Written instruction —
Every record should be written out exactly, please.

Provided information —
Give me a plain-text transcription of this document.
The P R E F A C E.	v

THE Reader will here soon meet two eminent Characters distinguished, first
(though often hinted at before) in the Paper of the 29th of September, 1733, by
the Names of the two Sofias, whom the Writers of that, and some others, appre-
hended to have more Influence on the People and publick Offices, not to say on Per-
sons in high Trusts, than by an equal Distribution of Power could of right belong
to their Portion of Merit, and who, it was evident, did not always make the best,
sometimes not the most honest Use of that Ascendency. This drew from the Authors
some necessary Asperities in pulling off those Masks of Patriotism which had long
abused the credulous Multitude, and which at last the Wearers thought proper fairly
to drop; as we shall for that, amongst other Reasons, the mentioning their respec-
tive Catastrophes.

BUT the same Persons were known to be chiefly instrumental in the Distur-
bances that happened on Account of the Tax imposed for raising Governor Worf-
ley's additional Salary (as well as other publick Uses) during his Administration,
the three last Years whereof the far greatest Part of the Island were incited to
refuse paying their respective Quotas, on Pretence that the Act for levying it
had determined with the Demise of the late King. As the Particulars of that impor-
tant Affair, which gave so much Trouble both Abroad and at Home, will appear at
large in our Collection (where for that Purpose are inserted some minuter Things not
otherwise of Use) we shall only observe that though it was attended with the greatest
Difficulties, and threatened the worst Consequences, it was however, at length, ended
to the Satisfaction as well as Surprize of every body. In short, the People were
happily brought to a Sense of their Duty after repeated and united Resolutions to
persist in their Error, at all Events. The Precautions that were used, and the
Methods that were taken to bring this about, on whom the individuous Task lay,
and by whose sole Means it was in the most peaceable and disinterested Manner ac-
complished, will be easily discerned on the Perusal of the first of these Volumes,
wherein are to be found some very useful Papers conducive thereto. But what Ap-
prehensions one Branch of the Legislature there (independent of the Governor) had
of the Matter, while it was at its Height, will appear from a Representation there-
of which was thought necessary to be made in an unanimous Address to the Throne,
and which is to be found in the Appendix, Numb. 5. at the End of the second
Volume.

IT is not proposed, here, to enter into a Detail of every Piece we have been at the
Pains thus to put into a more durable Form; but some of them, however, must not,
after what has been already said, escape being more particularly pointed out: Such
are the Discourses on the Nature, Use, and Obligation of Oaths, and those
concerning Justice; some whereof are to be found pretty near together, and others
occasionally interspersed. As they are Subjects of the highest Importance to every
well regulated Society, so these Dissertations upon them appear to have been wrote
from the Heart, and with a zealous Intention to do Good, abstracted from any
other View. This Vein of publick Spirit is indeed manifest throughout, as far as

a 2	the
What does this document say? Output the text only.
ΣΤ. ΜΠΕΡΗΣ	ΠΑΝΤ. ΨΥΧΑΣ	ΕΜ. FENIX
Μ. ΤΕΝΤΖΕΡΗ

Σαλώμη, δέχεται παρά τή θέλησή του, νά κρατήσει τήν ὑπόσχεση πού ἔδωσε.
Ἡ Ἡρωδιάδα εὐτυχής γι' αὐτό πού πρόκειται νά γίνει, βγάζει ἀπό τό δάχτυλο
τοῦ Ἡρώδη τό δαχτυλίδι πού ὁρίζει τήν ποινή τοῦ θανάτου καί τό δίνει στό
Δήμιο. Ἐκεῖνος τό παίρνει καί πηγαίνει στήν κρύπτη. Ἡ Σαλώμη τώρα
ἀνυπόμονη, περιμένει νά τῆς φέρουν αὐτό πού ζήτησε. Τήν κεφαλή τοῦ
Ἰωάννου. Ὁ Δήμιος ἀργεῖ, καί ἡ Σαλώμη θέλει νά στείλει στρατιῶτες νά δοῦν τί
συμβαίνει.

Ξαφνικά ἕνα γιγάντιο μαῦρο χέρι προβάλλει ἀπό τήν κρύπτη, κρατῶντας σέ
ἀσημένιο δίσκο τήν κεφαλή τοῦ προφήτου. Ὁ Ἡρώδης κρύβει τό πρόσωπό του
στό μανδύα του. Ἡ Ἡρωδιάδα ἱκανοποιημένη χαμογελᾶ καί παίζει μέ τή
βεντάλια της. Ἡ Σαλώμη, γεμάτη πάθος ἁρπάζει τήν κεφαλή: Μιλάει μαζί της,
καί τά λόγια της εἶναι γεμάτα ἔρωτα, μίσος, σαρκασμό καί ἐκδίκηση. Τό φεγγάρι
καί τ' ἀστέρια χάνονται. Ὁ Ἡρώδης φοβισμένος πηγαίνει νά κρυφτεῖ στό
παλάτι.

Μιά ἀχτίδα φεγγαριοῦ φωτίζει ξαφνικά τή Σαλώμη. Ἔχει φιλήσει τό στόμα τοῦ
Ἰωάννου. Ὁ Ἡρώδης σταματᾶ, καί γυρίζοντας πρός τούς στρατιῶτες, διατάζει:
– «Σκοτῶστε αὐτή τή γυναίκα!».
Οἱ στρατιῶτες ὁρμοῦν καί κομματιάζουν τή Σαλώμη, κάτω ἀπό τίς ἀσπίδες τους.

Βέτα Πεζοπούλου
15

Reply to the task —
Give me a plain-text transcription of this document.
The P R E F A C E.	v

THE Reader will here soon meet two eminent Characters distinguished, first
(though often hinted at before) in the Paper of the 29th of September, 1733, by
the Names of the two Sofias, whom the Writers of that, and some others, appre-
hended to have more Influence on the People and publick Offices, not to say on Per-
sons in high Trusts, than by an equal Distribution of Power could of right belong
to their Portion of Merit, and who, it was evident, did not always make the best,
sometimes not the most honest Use of that Ascendency. This drew from the Authors
some necessary Asperities in pulling off those Masks of Patriotism which had long
abused the credulous Multitude, and which at last the Wearers thought proper fairly
to drop; as we shall for that, amongst other Reasons, the mentioning their respec-
tive Catastrophes.

BUT the same Persons were known to be chiefly instrumental in the Distur-
bances that happened on Account of the Tax imposed for raising Governor Worf-
ley's additional Salary (as well as other publick Uses) during his Administration,
the three last Years whereof the far greatest Part of the Island were incited to
refuse paying their respective Quotas, on Pretence that the Act for levying it
had determined with the Demise of the late King. As the Particulars of that impor-
tant Affair, which gave so much Trouble both Abroad and at Home, will appear at
large in our Collection (where for that Purpose are inserted some minuter Things not
otherwise of Use) we shall only observe that though it was attended with the greatest
Difficulties, and threatened the worst Consequences, it was however, at length, ended
to the Satisfaction as well as Surprize of every body. In short, the People were
happily brought to a Sense of their Duty after repeated and united Resolutions to
persist in their Error, at all Events. The Precautions that were used, and the
Methods that were taken to bring this about, on whom the individuous Task lay,
and by whose sole Means it was in the most peaceable and disinterested Manner ac-
complished, will be easily discerned on the Perusal of the first of these Volumes,
wherein are to be found some very useful Papers conducive thereto. But what Ap-
prehensions one Branch of the Legislature there (independent of the Governor) had
of the Matter, while it was at its Height, will appear from a Representation there-
of which was thought necessary to be made in an unanimous Address to the Throne,
and which is to be found in the Appendix, Numb. 5. at the End of the second
Volume.

IT is not proposed, here, to enter into a Detail of every Piece we have been at the
Pains thus to put into a more durable Form; but some of them, however, must not,
after what has been already said, escape being more particularly pointed out: Such
are the Discourses on the Nature, Use, and Obligation of Oaths, and those
concerning Justice; some whereof are to be found pretty near together, and others
occasionally interspersed. As they are Subjects of the highest Importance to every
well regulated Society, so these Dissertations upon them appear to have been wrote
from the Heart, and with a zealous Intention to do Good, abstracted from any
other View. This Vein of publick Spirit is indeed manifest throughout, as far as

a 2	the
What does this document say? Output the text only.
ΣΤ. ΜΠΕΡΗΣ	ΠΑΝΤ. ΨΥΧΑΣ	ΕΜ. FENIX
Μ. ΤΕΝΤΖΕΡΗ

Σαλώμη, δέχεται παρά τή θέλησή του, νά κρατήσει τήν ὑπόσχεση πού ἔδωσε.
Ἡ Ἡρωδιάδα εὐτυχής γι' αὐτό πού πρόκειται νά γίνει, βγάζει ἀπό τό δάχτυλο
τοῦ Ἡρώδη τό δαχτυλίδι πού ὁρίζει τήν ποινή τοῦ θανάτου καί τό δίνει στό
Δήμιο. Ἐκεῖνος τό παίρνει καί πηγαίνει στήν κρύπτη. Ἡ Σαλώμη τώρα
ἀνυπόμονη, περιμένει νά τῆς φέρουν αὐτό πού ζήτησε. Τήν κεφαλή τοῦ
Ἰωάννου. Ὁ Δήμιος ἀργεῖ, καί ἡ Σαλώμη θέλει νά στείλει στρατιῶτες νά δοῦν τί
συμβαίνει.

Ξαφνικά ἕνα γιγάντιο μαῦρο χέρι προβάλλει ἀπό τήν κρύπτη, κρατῶντας σέ
ἀσημένιο δίσκο τήν κεφαλή τοῦ προφήτου. Ὁ Ἡρώδης κρύβει τό πρόσωπό του
στό μανδύα του. Ἡ Ἡρωδιάδα ἱκανοποιημένη χαμογελᾶ καί παίζει μέ τή
βεντάλια της. Ἡ Σαλώμη, γεμάτη πάθος ἁρπάζει τήν κεφαλή: Μιλάει μαζί της,
καί τά λόγια της εἶναι γεμάτα ἔρωτα, μίσος, σαρκασμό καί ἐκδίκηση. Τό φεγγάρι
καί τ' ἀστέρια χάνονται. Ὁ Ἡρώδης φοβισμένος πηγαίνει νά κρυφτεῖ στό
παλάτι.

Μιά ἀχτίδα φεγγαριοῦ φωτίζει ξαφνικά τή Σαλώμη. Ἔχει φιλήσει τό στόμα τοῦ
Ἰωάννου. Ὁ Ἡρώδης σταματᾶ, καί γυρίζοντας πρός τούς στρατιῶτες, διατάζει:
– «Σκοτῶστε αὐτή τή γυναίκα!».
Οἱ στρατιῶτες ὁρμοῦν καί κομματιάζουν τή Σαλώμη, κάτω ἀπό τίς ἀσπίδες τους.

Βέτα Πεζοπούλου
15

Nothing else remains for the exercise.